Only a number is required: how many lines of the material contain the word "screenshot"?

(Figure collection entries)
################

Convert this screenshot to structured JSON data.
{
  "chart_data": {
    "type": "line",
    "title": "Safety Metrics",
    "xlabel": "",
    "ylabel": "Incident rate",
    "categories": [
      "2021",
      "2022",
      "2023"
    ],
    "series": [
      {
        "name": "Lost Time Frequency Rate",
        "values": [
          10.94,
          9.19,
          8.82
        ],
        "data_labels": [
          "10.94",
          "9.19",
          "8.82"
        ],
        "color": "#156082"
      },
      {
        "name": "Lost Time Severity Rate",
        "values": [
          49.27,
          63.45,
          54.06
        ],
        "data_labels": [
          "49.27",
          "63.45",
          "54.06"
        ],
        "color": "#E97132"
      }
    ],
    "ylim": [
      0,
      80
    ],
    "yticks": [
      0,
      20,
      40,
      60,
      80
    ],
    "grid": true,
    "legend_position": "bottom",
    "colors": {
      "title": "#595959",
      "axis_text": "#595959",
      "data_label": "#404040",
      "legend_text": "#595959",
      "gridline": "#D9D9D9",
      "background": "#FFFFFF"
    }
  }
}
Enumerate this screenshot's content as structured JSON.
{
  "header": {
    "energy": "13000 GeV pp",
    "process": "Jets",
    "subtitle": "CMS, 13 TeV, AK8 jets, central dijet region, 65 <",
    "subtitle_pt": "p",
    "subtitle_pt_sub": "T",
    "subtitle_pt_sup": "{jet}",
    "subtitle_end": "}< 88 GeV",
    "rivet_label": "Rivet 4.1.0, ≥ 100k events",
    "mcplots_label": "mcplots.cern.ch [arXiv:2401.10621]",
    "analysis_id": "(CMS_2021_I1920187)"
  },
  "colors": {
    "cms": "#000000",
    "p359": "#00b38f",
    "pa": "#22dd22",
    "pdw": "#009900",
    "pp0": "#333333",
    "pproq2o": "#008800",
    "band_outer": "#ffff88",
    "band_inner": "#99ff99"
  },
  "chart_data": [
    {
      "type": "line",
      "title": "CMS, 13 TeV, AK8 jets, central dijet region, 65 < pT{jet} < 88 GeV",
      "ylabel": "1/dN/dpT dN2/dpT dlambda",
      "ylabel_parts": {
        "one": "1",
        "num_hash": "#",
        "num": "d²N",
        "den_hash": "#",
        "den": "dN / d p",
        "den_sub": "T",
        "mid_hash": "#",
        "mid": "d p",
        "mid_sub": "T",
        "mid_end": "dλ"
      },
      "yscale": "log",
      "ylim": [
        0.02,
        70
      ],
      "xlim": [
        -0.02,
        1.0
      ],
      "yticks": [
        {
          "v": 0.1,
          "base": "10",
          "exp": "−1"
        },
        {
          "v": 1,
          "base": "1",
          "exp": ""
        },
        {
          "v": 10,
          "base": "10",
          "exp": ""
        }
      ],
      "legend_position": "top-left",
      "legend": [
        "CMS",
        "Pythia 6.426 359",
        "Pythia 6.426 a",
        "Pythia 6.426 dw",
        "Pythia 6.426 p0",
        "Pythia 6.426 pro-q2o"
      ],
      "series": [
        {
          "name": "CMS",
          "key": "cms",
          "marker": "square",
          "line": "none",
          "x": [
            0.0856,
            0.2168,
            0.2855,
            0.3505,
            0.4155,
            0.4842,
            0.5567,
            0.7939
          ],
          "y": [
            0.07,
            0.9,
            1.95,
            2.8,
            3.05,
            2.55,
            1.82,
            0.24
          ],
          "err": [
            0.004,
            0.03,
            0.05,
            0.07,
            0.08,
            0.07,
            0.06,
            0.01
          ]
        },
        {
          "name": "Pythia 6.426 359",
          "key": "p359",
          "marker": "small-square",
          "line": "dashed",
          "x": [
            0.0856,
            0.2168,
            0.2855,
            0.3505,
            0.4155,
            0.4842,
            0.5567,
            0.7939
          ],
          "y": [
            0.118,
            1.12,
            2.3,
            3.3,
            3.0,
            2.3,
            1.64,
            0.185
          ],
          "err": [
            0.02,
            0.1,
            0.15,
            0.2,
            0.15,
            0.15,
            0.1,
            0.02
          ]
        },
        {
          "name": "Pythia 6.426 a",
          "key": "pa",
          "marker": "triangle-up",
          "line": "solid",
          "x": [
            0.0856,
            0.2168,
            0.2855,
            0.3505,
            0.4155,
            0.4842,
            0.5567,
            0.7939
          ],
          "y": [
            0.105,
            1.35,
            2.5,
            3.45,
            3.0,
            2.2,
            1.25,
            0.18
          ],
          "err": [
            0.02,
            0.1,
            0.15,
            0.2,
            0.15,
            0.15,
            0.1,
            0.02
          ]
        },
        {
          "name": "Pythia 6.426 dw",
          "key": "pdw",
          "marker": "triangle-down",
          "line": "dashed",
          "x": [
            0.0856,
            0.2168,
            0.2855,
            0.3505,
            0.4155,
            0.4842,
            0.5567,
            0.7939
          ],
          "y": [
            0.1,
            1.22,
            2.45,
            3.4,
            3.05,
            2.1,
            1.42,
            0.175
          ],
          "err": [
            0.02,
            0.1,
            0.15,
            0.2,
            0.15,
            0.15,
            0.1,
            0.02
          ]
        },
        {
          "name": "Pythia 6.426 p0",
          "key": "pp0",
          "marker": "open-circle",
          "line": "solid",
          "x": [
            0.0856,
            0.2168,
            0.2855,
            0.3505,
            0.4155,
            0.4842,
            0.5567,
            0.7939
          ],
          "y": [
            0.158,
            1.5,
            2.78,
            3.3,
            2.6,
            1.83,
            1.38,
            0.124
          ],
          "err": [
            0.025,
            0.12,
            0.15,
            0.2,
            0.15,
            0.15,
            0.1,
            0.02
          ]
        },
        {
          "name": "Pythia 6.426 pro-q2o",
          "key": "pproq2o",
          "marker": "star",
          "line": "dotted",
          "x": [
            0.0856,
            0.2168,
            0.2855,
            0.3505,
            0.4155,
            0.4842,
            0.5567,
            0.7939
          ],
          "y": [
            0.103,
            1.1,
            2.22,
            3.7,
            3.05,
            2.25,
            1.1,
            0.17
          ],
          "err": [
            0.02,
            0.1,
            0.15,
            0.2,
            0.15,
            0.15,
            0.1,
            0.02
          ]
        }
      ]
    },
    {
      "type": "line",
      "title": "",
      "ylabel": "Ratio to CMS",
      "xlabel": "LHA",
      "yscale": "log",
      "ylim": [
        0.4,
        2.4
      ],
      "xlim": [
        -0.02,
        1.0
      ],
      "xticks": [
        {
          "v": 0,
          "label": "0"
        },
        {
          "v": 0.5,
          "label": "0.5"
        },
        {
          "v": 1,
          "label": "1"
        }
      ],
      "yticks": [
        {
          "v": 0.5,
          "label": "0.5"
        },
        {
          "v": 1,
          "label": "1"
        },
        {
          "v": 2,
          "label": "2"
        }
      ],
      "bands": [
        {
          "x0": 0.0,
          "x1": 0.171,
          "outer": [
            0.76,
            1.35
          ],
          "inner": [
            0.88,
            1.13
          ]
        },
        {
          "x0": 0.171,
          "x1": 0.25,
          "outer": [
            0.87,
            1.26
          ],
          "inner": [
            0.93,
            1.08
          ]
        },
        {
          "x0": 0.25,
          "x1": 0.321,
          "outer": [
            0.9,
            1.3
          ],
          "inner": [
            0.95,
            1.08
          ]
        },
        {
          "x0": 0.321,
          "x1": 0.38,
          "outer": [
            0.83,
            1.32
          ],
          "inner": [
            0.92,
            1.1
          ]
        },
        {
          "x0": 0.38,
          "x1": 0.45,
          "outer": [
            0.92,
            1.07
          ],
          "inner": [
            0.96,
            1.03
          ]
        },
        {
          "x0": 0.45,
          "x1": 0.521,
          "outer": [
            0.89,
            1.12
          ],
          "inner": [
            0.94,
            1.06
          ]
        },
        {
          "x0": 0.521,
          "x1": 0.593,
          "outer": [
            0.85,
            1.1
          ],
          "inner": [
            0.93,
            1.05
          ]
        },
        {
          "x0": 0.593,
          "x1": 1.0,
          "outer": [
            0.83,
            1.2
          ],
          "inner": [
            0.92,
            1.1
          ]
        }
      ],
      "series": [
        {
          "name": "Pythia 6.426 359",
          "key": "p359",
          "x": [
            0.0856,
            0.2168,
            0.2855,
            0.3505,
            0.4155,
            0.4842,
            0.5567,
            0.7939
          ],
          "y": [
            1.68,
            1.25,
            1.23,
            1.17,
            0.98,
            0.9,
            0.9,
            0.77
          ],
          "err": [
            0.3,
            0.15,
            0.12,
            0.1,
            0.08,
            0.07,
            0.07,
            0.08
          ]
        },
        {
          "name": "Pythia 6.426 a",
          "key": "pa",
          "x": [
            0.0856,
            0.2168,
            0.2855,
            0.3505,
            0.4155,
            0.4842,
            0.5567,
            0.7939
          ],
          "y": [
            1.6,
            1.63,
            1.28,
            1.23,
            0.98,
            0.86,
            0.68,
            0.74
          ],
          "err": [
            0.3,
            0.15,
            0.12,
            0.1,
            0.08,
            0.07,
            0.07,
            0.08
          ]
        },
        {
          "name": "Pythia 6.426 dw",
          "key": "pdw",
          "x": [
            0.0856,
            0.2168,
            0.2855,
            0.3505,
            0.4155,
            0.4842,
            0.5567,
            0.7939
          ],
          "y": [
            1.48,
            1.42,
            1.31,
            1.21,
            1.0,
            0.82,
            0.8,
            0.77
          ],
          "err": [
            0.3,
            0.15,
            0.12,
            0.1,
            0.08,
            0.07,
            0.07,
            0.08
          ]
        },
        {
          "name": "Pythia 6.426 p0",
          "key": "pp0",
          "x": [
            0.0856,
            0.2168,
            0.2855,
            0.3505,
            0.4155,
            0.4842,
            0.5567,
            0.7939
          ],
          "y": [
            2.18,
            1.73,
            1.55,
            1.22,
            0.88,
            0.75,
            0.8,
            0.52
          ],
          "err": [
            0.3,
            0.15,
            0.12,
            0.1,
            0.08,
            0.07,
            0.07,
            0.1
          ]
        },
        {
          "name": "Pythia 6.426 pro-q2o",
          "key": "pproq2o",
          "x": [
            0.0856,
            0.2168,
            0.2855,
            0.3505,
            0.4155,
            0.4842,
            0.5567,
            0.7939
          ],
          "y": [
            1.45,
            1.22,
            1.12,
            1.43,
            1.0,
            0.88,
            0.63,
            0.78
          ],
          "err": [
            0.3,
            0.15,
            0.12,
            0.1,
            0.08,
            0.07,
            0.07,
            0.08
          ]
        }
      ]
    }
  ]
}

################

- **Response for this exercise**
2